>> begin
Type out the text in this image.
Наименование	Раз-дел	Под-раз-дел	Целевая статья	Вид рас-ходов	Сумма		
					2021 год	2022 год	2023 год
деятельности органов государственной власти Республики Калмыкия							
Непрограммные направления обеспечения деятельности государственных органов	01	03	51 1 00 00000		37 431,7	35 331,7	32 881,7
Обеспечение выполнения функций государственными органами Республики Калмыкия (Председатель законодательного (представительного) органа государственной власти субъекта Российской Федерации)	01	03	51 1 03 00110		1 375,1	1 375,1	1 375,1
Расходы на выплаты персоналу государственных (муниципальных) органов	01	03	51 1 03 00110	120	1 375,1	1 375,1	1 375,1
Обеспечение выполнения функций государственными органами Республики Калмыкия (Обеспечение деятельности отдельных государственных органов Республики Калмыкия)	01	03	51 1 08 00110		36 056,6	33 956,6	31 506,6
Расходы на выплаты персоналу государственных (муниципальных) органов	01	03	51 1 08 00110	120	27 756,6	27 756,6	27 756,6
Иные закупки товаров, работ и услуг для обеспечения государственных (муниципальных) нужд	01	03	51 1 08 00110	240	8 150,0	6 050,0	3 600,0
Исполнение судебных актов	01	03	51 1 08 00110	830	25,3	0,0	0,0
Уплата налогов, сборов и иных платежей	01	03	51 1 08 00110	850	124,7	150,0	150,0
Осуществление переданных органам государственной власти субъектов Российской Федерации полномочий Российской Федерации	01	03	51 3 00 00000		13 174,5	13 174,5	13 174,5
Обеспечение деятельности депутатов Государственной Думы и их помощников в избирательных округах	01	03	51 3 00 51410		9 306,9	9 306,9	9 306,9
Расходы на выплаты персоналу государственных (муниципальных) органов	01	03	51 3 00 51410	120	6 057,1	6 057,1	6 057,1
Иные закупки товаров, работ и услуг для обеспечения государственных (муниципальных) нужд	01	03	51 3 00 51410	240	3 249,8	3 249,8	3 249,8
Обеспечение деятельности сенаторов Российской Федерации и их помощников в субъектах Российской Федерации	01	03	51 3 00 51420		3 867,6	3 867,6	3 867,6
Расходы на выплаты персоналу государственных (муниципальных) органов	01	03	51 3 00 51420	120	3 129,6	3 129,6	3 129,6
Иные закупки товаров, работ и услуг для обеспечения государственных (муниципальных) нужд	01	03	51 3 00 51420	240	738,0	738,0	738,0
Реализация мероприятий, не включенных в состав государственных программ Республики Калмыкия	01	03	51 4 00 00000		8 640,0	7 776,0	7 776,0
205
>> end
# Problem requirements
Show every line above in which the word "помощников" occurs.

# Response to the task
Обеспечение деятельности депутатов Государственной Думы и их помощников в избирательных округах	01	03	51 3 00 51410		9 306,9	9 306,9	9 306,9
Обеспечение деятельности сенаторов Российской Федерации и их помощников в субъектах Российской Федерации	01	03	51 3 00 51420		3 867,6	3 867,6	3 867,6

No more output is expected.